▸ Source data:

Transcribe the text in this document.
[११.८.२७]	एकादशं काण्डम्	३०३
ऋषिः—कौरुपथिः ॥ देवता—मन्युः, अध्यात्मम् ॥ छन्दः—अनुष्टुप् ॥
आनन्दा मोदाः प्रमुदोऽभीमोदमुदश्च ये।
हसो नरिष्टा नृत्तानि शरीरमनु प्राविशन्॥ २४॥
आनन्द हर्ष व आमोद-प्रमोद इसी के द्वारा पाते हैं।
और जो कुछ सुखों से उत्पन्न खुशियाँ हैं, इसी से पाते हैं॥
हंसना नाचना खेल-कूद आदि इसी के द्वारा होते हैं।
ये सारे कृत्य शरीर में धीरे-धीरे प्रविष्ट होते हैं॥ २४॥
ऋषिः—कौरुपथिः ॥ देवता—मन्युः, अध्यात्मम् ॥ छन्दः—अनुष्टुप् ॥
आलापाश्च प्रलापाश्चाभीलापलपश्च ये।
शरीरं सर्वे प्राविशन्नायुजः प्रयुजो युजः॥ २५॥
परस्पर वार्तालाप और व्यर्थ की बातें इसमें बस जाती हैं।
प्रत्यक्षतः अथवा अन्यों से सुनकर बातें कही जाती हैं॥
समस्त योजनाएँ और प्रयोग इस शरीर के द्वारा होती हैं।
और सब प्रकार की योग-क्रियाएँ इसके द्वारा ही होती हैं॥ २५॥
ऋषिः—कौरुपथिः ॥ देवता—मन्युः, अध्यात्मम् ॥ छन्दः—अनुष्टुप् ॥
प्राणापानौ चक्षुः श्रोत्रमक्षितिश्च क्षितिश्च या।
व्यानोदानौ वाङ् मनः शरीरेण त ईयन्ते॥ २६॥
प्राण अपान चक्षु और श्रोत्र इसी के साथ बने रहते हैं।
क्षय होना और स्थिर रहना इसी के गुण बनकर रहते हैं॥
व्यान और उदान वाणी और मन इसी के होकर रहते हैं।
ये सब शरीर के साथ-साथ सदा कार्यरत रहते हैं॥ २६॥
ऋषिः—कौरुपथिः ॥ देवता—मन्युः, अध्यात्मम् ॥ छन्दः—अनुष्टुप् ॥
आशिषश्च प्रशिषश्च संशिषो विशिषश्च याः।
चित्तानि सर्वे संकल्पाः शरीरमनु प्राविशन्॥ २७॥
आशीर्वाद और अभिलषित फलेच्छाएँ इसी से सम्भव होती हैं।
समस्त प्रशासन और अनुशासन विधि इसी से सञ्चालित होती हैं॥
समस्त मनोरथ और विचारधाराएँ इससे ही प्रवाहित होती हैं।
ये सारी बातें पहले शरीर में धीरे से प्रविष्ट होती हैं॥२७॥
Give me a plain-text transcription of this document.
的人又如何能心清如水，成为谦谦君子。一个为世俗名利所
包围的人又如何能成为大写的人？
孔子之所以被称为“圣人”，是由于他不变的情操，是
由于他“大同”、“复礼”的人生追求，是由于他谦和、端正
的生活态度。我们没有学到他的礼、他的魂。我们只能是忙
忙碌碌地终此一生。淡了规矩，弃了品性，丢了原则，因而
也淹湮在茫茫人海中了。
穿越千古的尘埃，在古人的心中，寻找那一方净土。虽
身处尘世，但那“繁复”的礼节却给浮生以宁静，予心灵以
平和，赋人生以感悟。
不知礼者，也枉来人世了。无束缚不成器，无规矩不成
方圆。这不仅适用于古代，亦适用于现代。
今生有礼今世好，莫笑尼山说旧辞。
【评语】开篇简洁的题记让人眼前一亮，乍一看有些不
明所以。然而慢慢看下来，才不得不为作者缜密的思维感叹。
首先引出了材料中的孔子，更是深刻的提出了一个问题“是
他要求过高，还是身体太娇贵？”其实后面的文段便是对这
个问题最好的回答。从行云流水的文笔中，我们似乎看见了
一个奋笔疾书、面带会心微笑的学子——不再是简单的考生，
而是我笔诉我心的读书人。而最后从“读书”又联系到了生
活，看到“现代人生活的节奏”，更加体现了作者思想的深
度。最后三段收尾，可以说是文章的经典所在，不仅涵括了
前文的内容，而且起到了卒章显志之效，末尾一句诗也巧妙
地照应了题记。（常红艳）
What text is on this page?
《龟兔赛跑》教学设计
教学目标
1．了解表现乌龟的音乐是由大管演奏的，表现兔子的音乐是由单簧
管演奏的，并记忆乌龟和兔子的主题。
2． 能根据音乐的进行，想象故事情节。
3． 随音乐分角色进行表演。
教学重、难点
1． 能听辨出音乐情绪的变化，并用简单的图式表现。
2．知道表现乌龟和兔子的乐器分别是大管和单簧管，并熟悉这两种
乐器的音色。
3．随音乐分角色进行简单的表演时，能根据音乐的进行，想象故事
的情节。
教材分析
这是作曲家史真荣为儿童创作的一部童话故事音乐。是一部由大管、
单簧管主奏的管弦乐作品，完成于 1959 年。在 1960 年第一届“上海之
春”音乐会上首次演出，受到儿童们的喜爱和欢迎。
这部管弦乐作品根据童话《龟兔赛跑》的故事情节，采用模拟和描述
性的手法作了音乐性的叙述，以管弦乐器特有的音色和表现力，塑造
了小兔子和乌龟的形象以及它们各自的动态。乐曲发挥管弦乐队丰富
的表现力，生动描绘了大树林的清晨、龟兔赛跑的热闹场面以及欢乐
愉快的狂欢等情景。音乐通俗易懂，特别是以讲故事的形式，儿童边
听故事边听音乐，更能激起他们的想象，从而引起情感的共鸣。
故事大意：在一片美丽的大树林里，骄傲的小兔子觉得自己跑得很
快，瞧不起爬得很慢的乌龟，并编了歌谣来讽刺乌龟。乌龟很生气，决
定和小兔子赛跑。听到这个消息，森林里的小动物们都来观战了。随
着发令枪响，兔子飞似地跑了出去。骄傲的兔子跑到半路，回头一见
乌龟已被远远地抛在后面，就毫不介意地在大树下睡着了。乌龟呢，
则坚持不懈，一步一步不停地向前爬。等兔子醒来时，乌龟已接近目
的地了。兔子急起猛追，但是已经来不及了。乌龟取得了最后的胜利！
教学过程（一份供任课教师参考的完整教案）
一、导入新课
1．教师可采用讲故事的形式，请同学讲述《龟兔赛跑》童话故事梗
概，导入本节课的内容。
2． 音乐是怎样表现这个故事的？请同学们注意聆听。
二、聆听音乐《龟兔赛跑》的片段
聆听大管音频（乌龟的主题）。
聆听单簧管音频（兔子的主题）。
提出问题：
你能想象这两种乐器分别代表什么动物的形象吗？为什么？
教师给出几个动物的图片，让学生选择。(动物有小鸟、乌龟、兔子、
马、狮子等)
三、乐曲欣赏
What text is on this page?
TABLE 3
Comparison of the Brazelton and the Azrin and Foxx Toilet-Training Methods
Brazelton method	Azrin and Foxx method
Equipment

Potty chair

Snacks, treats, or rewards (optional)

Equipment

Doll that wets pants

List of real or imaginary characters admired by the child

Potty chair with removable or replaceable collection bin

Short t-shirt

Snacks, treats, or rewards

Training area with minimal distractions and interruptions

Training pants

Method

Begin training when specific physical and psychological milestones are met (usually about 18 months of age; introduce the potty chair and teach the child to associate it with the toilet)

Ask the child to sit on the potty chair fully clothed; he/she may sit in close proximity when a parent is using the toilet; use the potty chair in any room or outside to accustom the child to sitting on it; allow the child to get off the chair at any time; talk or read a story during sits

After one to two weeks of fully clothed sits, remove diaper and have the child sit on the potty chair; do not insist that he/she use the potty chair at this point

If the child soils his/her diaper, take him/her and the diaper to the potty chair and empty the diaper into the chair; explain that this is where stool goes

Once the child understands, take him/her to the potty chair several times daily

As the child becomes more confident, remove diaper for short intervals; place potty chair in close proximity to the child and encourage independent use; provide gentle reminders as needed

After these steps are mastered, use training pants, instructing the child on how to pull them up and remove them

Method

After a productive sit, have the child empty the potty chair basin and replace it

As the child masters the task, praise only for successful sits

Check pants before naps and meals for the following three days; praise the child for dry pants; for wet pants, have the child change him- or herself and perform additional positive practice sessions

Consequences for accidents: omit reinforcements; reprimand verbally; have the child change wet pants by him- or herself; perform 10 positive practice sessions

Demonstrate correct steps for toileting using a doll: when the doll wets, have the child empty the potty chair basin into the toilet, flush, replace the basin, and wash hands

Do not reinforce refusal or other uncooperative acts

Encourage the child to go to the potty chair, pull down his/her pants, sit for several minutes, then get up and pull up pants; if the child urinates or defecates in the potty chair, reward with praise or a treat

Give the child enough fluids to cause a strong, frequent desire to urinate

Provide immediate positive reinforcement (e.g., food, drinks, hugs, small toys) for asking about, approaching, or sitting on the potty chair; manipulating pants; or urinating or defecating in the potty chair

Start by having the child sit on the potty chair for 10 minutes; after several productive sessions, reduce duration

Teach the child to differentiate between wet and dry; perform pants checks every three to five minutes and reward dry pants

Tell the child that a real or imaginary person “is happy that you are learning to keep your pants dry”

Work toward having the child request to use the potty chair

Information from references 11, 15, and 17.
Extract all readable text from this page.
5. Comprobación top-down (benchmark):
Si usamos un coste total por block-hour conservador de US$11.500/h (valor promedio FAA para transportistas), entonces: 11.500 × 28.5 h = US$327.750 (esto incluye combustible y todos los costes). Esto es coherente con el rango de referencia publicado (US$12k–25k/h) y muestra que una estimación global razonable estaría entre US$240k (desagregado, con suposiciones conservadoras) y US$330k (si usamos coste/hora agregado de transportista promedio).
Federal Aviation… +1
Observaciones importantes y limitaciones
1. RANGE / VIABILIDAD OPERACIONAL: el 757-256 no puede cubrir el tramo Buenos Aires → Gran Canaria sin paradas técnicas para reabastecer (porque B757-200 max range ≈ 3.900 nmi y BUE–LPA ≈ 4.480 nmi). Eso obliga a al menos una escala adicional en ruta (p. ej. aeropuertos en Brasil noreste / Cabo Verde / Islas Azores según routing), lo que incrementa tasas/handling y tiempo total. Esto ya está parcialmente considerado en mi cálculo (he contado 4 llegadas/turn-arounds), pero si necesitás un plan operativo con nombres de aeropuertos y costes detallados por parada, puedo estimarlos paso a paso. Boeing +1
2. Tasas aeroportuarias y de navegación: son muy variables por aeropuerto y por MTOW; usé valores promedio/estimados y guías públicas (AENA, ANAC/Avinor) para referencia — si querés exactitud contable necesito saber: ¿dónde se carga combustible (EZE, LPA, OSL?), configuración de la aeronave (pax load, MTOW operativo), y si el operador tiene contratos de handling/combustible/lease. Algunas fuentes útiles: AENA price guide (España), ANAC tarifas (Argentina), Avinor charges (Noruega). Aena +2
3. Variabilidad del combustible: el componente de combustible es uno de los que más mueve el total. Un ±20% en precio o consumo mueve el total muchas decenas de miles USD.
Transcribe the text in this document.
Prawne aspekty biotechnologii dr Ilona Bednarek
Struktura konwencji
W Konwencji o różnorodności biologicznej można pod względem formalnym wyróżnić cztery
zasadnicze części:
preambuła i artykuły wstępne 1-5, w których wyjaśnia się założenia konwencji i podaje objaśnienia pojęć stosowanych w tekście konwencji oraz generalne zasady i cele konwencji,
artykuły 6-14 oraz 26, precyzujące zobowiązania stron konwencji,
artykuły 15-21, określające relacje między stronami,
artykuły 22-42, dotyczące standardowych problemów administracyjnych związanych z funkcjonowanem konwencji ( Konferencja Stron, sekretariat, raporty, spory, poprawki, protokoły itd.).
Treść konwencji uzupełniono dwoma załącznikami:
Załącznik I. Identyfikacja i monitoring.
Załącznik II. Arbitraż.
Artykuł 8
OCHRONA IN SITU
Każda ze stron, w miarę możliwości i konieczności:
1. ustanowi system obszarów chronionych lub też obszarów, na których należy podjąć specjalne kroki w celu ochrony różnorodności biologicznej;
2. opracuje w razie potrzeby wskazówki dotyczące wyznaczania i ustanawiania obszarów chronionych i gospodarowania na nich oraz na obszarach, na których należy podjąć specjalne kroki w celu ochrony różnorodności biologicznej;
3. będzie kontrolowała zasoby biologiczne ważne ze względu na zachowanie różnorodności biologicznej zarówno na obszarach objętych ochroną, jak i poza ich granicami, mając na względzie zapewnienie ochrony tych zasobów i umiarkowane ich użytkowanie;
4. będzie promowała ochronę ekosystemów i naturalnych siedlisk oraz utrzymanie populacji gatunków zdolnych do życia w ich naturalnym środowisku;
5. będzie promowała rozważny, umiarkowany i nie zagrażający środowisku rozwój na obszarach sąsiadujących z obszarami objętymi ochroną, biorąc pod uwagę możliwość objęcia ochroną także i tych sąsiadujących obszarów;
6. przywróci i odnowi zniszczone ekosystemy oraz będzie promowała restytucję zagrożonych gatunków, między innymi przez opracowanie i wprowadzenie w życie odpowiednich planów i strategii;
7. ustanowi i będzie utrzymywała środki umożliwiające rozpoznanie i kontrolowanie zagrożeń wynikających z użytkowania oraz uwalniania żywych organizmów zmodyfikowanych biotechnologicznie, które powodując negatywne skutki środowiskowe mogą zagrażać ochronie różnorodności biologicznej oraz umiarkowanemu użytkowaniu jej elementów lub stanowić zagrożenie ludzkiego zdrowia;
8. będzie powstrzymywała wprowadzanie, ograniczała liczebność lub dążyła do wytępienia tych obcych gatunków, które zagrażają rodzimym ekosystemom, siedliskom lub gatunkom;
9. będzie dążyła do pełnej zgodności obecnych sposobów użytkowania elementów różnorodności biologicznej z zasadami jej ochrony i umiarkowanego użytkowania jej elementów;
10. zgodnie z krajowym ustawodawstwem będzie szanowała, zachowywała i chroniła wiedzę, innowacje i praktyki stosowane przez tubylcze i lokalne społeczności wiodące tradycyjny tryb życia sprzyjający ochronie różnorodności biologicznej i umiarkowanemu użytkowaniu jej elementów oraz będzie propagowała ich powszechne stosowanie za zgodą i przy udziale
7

▸ Exercise: From the data above, pick out each line containing "take" and copy it.

▸ Solved exercise:
If the child soils his/her diaper, take him/her and the diaper to the potty chair and empty the diaper into the chair; explain that this is where stool goes
Once the child understands, take him/her to the potty chair several times daily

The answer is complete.